** START Exercise materials **

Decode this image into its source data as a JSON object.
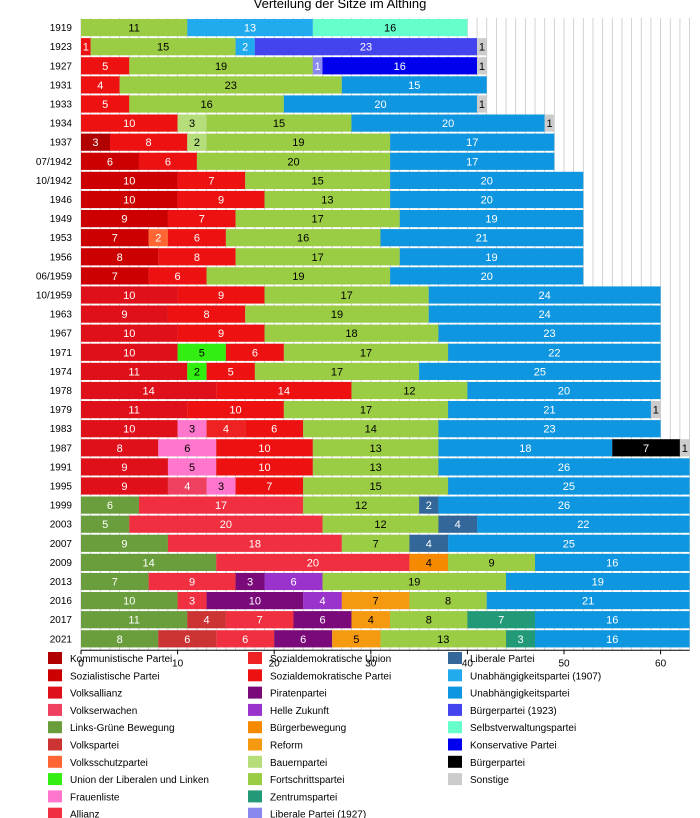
{
  "chart_data": {
    "type": "bar",
    "orientation": "horizontal",
    "stacked": true,
    "title": "Verteilung der Sitze im Althing",
    "xlim": [
      0,
      63
    ],
    "x_ticks": [
      0,
      10,
      20,
      30,
      40,
      50,
      60
    ],
    "grid": "vertical",
    "legend_position": "bottom",
    "parties": [
      {
        "key": "KP",
        "name": "Kommunistische Partei",
        "color": "#b00000"
      },
      {
        "key": "SP",
        "name": "Sozialistische Partei",
        "color": "#cc0000"
      },
      {
        "key": "VA",
        "name": "Volksallianz",
        "color": "#e0101a"
      },
      {
        "key": "VW",
        "name": "Volkserwachen",
        "color": "#f04060"
      },
      {
        "key": "LG",
        "name": "Links-Grüne Bewegung",
        "color": "#6a9e3c"
      },
      {
        "key": "VP",
        "name": "Volkspartei",
        "color": "#cc3333"
      },
      {
        "key": "VS",
        "name": "Volksschutzpartei",
        "color": "#ff6633"
      },
      {
        "key": "UL",
        "name": "Union der Liberalen und Linken",
        "color": "#33ee11"
      },
      {
        "key": "FL",
        "name": "Frauenliste",
        "color": "#ff77cc"
      },
      {
        "key": "AL",
        "name": "Allianz",
        "color": "#f03040"
      },
      {
        "key": "SU",
        "name": "Sozialdemokratische Union",
        "color": "#ee2222"
      },
      {
        "key": "SD",
        "name": "Sozialdemokratische Partei",
        "color": "#ee1111"
      },
      {
        "key": "PI",
        "name": "Piratenpartei",
        "color": "#7a0a7a"
      },
      {
        "key": "HZ",
        "name": "Helle Zukunft",
        "color": "#9933cc"
      },
      {
        "key": "BB",
        "name": "Bürgerbewegung",
        "color": "#f58a00"
      },
      {
        "key": "RF",
        "name": "Reform",
        "color": "#f59a10"
      },
      {
        "key": "BP",
        "name": "Bauernpartei",
        "color": "#b5dd7a"
      },
      {
        "key": "FP",
        "name": "Fortschrittspartei",
        "color": "#9acc44"
      },
      {
        "key": "ZP",
        "name": "Zentrumspartei",
        "color": "#229977"
      },
      {
        "key": "LP27",
        "name": "Liberale Partei (1927)",
        "color": "#8888ee"
      },
      {
        "key": "LP",
        "name": "Liberale Partei",
        "color": "#336699"
      },
      {
        "key": "UP07",
        "name": "Unabhängigkeitspartei (1907)",
        "color": "#22aaee"
      },
      {
        "key": "UP",
        "name": "Unabhängigkeitspartei",
        "color": "#0f96e0"
      },
      {
        "key": "BU23",
        "name": "Bürgerpartei (1923)",
        "color": "#4444ee"
      },
      {
        "key": "SV",
        "name": "Selbstverwaltungspartei",
        "color": "#66ffcc"
      },
      {
        "key": "KO",
        "name": "Konservative Partei",
        "color": "#0000ee"
      },
      {
        "key": "BU",
        "name": "Bürgerpartei",
        "color": "#000000"
      },
      {
        "key": "SO",
        "name": "Sonstige",
        "color": "#cccccc"
      }
    ],
    "rows": [
      {
        "year": "1919",
        "segments": [
          [
            "FP",
            11
          ],
          [
            "UP07",
            13
          ],
          [
            "SV",
            16
          ]
        ]
      },
      {
        "year": "1923",
        "segments": [
          [
            "SD",
            1
          ],
          [
            "FP",
            15
          ],
          [
            "UP07",
            2
          ],
          [
            "BU23",
            23
          ],
          [
            "SO",
            1
          ]
        ]
      },
      {
        "year": "1927",
        "segments": [
          [
            "SD",
            5
          ],
          [
            "FP",
            19
          ],
          [
            "LP27",
            1
          ],
          [
            "KO",
            16
          ],
          [
            "SO",
            1
          ]
        ]
      },
      {
        "year": "1931",
        "segments": [
          [
            "SD",
            4
          ],
          [
            "FP",
            23
          ],
          [
            "UP",
            15
          ]
        ]
      },
      {
        "year": "1933",
        "segments": [
          [
            "SD",
            5
          ],
          [
            "FP",
            16
          ],
          [
            "UP",
            20
          ],
          [
            "SO",
            1
          ]
        ]
      },
      {
        "year": "1934",
        "segments": [
          [
            "SD",
            10
          ],
          [
            "BP",
            3
          ],
          [
            "FP",
            15
          ],
          [
            "UP",
            20
          ],
          [
            "SO",
            1
          ]
        ]
      },
      {
        "year": "1937",
        "segments": [
          [
            "KP",
            3
          ],
          [
            "SD",
            8
          ],
          [
            "BP",
            2
          ],
          [
            "FP",
            19
          ],
          [
            "UP",
            17
          ]
        ]
      },
      {
        "year": "07/1942",
        "segments": [
          [
            "SP",
            6
          ],
          [
            "SD",
            6
          ],
          [
            "FP",
            20
          ],
          [
            "UP",
            17
          ]
        ]
      },
      {
        "year": "10/1942",
        "segments": [
          [
            "SP",
            10
          ],
          [
            "SD",
            7
          ],
          [
            "FP",
            15
          ],
          [
            "UP",
            20
          ]
        ]
      },
      {
        "year": "1946",
        "segments": [
          [
            "SP",
            10
          ],
          [
            "SD",
            9
          ],
          [
            "FP",
            13
          ],
          [
            "UP",
            20
          ]
        ]
      },
      {
        "year": "1949",
        "segments": [
          [
            "SP",
            9
          ],
          [
            "SD",
            7
          ],
          [
            "FP",
            17
          ],
          [
            "UP",
            19
          ]
        ]
      },
      {
        "year": "1953",
        "segments": [
          [
            "SP",
            7
          ],
          [
            "VS",
            2
          ],
          [
            "SD",
            6
          ],
          [
            "FP",
            16
          ],
          [
            "UP",
            21
          ]
        ]
      },
      {
        "year": "1956",
        "segments": [
          [
            "SP",
            8
          ],
          [
            "SD",
            8
          ],
          [
            "FP",
            17
          ],
          [
            "UP",
            19
          ]
        ]
      },
      {
        "year": "06/1959",
        "segments": [
          [
            "SP",
            7
          ],
          [
            "SD",
            6
          ],
          [
            "FP",
            19
          ],
          [
            "UP",
            20
          ]
        ]
      },
      {
        "year": "10/1959",
        "segments": [
          [
            "VA",
            10
          ],
          [
            "SD",
            9
          ],
          [
            "FP",
            17
          ],
          [
            "UP",
            24
          ]
        ]
      },
      {
        "year": "1963",
        "segments": [
          [
            "VA",
            9
          ],
          [
            "SD",
            8
          ],
          [
            "FP",
            19
          ],
          [
            "UP",
            24
          ]
        ]
      },
      {
        "year": "1967",
        "segments": [
          [
            "VA",
            10
          ],
          [
            "SD",
            9
          ],
          [
            "FP",
            18
          ],
          [
            "UP",
            23
          ]
        ]
      },
      {
        "year": "1971",
        "segments": [
          [
            "VA",
            10
          ],
          [
            "UL",
            5
          ],
          [
            "SD",
            6
          ],
          [
            "FP",
            17
          ],
          [
            "UP",
            22
          ]
        ]
      },
      {
        "year": "1974",
        "segments": [
          [
            "VA",
            11
          ],
          [
            "UL",
            2
          ],
          [
            "SD",
            5
          ],
          [
            "FP",
            17
          ],
          [
            "UP",
            25
          ]
        ]
      },
      {
        "year": "1978",
        "segments": [
          [
            "VA",
            14
          ],
          [
            "SD",
            14
          ],
          [
            "FP",
            12
          ],
          [
            "UP",
            20
          ]
        ]
      },
      {
        "year": "1979",
        "segments": [
          [
            "VA",
            11
          ],
          [
            "SD",
            10
          ],
          [
            "FP",
            17
          ],
          [
            "UP",
            21
          ],
          [
            "SO",
            1
          ]
        ]
      },
      {
        "year": "1983",
        "segments": [
          [
            "VA",
            10
          ],
          [
            "FL",
            3
          ],
          [
            "SU",
            4
          ],
          [
            "SD",
            6
          ],
          [
            "FP",
            14
          ],
          [
            "UP",
            23
          ]
        ]
      },
      {
        "year": "1987",
        "segments": [
          [
            "VA",
            8
          ],
          [
            "FL",
            6
          ],
          [
            "SD",
            10
          ],
          [
            "FP",
            13
          ],
          [
            "UP",
            18
          ],
          [
            "BU",
            7
          ],
          [
            "SO",
            1
          ]
        ]
      },
      {
        "year": "1991",
        "segments": [
          [
            "VA",
            9
          ],
          [
            "FL",
            5
          ],
          [
            "SD",
            10
          ],
          [
            "FP",
            13
          ],
          [
            "UP",
            26
          ]
        ]
      },
      {
        "year": "1995",
        "segments": [
          [
            "VA",
            9
          ],
          [
            "VW",
            4
          ],
          [
            "FL",
            3
          ],
          [
            "SD",
            7
          ],
          [
            "FP",
            15
          ],
          [
            "UP",
            25
          ]
        ]
      },
      {
        "year": "1999",
        "segments": [
          [
            "LG",
            6
          ],
          [
            "AL",
            17
          ],
          [
            "FP",
            12
          ],
          [
            "LP",
            2
          ],
          [
            "UP",
            26
          ]
        ]
      },
      {
        "year": "2003",
        "segments": [
          [
            "LG",
            5
          ],
          [
            "AL",
            20
          ],
          [
            "FP",
            12
          ],
          [
            "LP",
            4
          ],
          [
            "UP",
            22
          ]
        ]
      },
      {
        "year": "2007",
        "segments": [
          [
            "LG",
            9
          ],
          [
            "AL",
            18
          ],
          [
            "FP",
            7
          ],
          [
            "LP",
            4
          ],
          [
            "UP",
            25
          ]
        ]
      },
      {
        "year": "2009",
        "segments": [
          [
            "LG",
            14
          ],
          [
            "AL",
            20
          ],
          [
            "BB",
            4
          ],
          [
            "FP",
            9
          ],
          [
            "UP",
            16
          ]
        ]
      },
      {
        "year": "2013",
        "segments": [
          [
            "LG",
            7
          ],
          [
            "AL",
            9
          ],
          [
            "PI",
            3
          ],
          [
            "HZ",
            6
          ],
          [
            "FP",
            19
          ],
          [
            "UP",
            19
          ]
        ]
      },
      {
        "year": "2016",
        "segments": [
          [
            "LG",
            10
          ],
          [
            "AL",
            3
          ],
          [
            "PI",
            10
          ],
          [
            "HZ",
            4
          ],
          [
            "RF",
            7
          ],
          [
            "FP",
            8
          ],
          [
            "UP",
            21
          ]
        ]
      },
      {
        "year": "2017",
        "segments": [
          [
            "LG",
            11
          ],
          [
            "VP",
            4
          ],
          [
            "AL",
            7
          ],
          [
            "PI",
            6
          ],
          [
            "RF",
            4
          ],
          [
            "FP",
            8
          ],
          [
            "ZP",
            7
          ],
          [
            "UP",
            16
          ]
        ]
      },
      {
        "year": "2021",
        "segments": [
          [
            "LG",
            8
          ],
          [
            "VP",
            6
          ],
          [
            "AL",
            6
          ],
          [
            "PI",
            6
          ],
          [
            "RF",
            5
          ],
          [
            "FP",
            13
          ],
          [
            "ZP",
            3
          ],
          [
            "UP",
            16
          ]
        ]
      }
    ]
  }
}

** END Exercise materials **

Tally how many lines of the data include the word "Union". Write the number and nothing else.

2